Your objective:
Will you transcribe all the entries word for word, skipping the pictures they hold?

Data entries:

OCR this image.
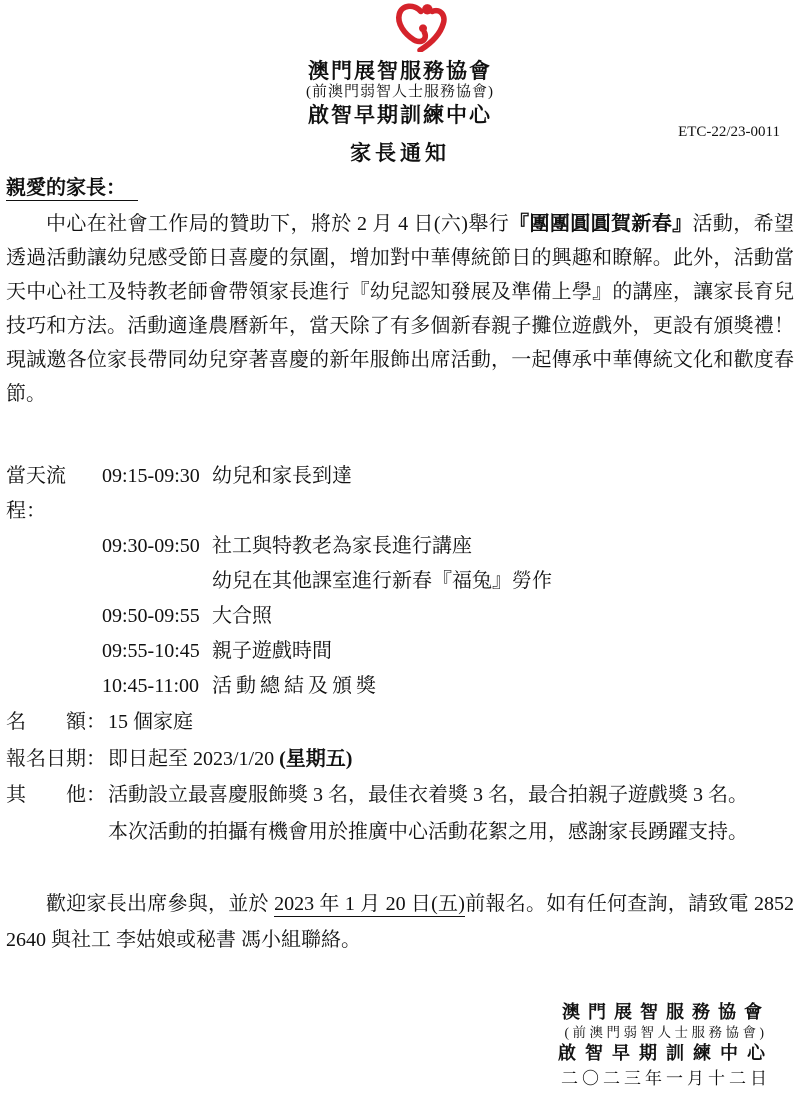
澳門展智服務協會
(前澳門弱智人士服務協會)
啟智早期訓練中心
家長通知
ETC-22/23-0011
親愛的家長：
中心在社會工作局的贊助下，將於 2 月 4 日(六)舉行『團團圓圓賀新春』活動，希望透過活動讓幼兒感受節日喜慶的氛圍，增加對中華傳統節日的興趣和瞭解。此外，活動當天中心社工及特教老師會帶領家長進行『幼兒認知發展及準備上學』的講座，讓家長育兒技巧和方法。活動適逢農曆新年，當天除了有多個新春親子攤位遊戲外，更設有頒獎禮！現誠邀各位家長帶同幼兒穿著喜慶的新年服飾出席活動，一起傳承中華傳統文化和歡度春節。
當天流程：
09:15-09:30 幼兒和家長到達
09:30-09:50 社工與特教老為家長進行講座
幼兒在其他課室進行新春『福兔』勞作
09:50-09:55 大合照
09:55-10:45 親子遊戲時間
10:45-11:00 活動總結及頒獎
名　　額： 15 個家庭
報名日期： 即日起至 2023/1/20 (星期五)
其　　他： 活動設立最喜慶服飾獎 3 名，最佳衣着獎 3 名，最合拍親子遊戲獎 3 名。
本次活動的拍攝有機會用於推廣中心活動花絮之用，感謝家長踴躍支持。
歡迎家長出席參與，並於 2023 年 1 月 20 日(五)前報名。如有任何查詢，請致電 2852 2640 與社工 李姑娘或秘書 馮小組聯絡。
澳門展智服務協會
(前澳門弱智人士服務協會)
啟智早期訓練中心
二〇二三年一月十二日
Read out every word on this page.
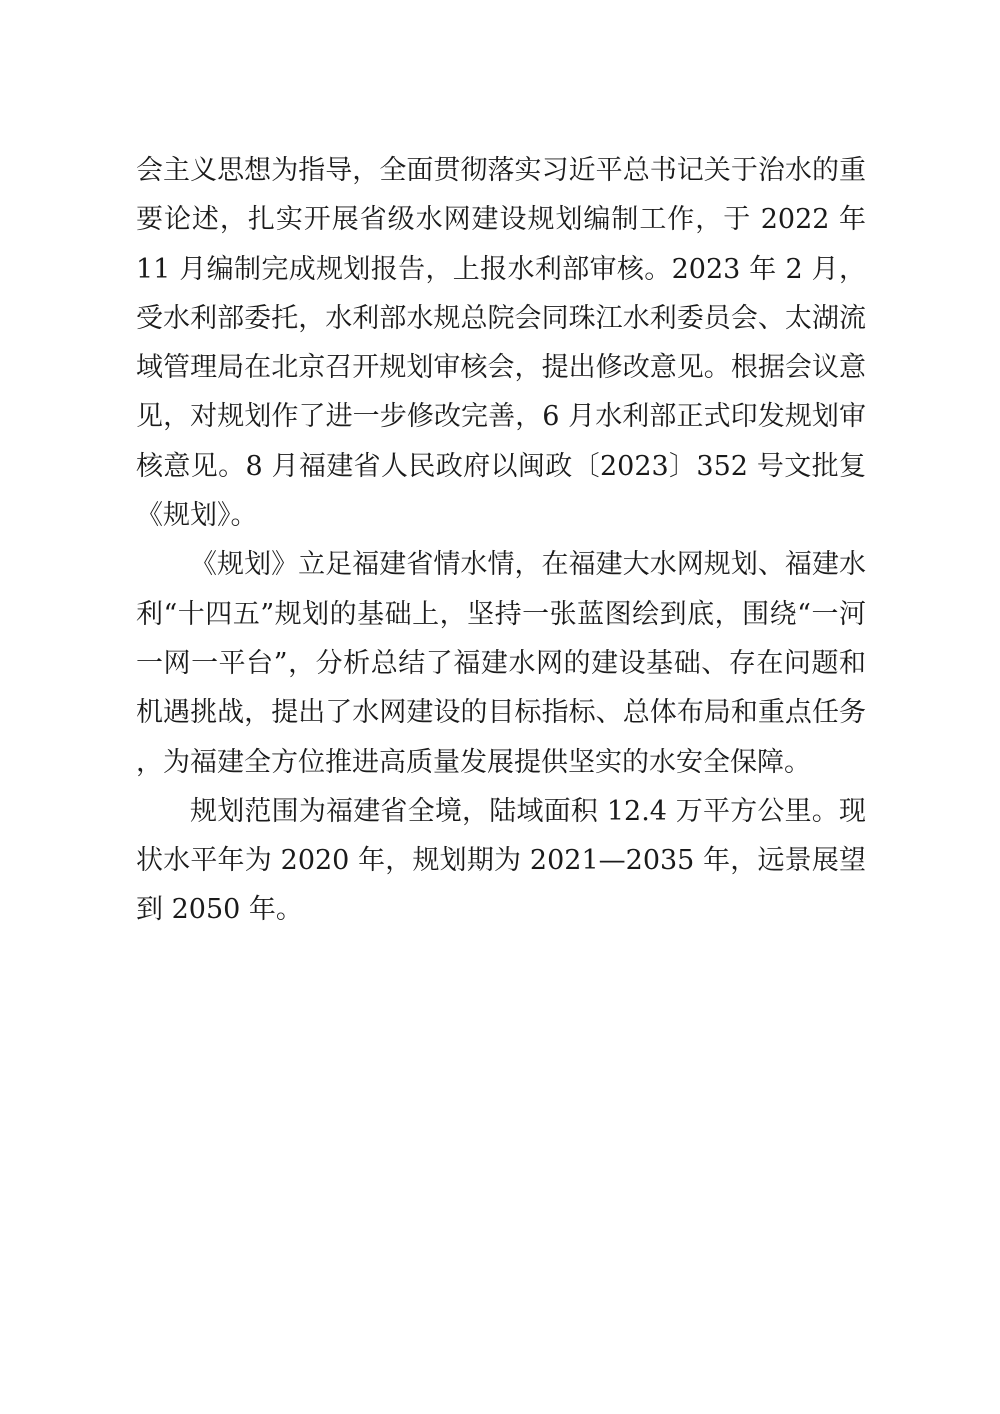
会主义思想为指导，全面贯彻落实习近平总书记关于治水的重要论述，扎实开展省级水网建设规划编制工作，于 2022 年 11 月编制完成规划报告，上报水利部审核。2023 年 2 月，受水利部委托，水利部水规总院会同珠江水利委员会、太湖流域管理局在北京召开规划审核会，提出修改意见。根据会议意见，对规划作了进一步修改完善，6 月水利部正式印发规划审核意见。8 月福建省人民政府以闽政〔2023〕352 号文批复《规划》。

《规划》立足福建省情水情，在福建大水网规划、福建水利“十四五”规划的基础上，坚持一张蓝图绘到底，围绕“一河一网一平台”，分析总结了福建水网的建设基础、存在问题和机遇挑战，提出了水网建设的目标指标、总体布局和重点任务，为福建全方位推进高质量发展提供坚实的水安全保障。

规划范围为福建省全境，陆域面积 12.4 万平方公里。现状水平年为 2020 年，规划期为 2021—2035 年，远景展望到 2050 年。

Complete response:
OCR this image.
澳門展智服務協會
(前澳門弱智人士服務協會)
啟智早期訓練中心
家長通知
ETC-22/23-0011
親愛的家長：
中心在社會工作局的贊助下，將於 2 月 4 日(六)舉行『團團圓圓賀新春』活動，希望透過活動讓幼兒感受節日喜慶的氛圍，增加對中華傳統節日的興趣和瞭解。此外，活動當天中心社工及特教老師會帶領家長進行『幼兒認知發展及準備上學』的講座，讓家長育兒技巧和方法。活動適逢農曆新年，當天除了有多個新春親子攤位遊戲外，更設有頒獎禮！現誠邀各位家長帶同幼兒穿著喜慶的新年服飾出席活動，一起傳承中華傳統文化和歡度春節。
當天流程：
09:15-09:30 幼兒和家長到達
09:30-09:50 社工與特教老為家長進行講座
幼兒在其他課室進行新春『福兔』勞作
09:50-09:55 大合照
09:55-10:45 親子遊戲時間
10:45-11:00 活動總結及頒獎
名　　額： 15 個家庭
報名日期： 即日起至 2023/1/20 (星期五)
其　　他： 活動設立最喜慶服飾獎 3 名，最佳衣着獎 3 名，最合拍親子遊戲獎 3 名。
本次活動的拍攝有機會用於推廣中心活動花絮之用，感謝家長踴躍支持。
歡迎家長出席參與，並於 2023 年 1 月 20 日(五)前報名。如有任何查詢，請致電 2852 2640 與社工 李姑娘或秘書 馮小組聯絡。
澳門展智服務協會
(前澳門弱智人士服務協會)
啟智早期訓練中心
二〇二三年一月十二日
Read out every word on this page.
会主义思想为指导，全面贯彻落实习近平总书记关于治水的重要论述，扎实开展省级水网建设规划编制工作，于 2022 年 11 月编制完成规划报告，上报水利部审核。2023 年 2 月，受水利部委托，水利部水规总院会同珠江水利委员会、太湖流域管理局在北京召开规划审核会，提出修改意见。根据会议意见，对规划作了进一步修改完善，6 月水利部正式印发规划审核意见。8 月福建省人民政府以闽政〔2023〕352 号文批复《规划》。

《规划》立足福建省情水情，在福建大水网规划、福建水利“十四五”规划的基础上，坚持一张蓝图绘到底，围绕“一河一网一平台”，分析总结了福建水网的建设基础、存在问题和机遇挑战，提出了水网建设的目标指标、总体布局和重点任务，为福建全方位推进高质量发展提供坚实的水安全保障。

规划范围为福建省全境，陆域面积 12.4 万平方公里。现状水平年为 2020 年，规划期为 2021—2035 年，远景展望到 2050 年。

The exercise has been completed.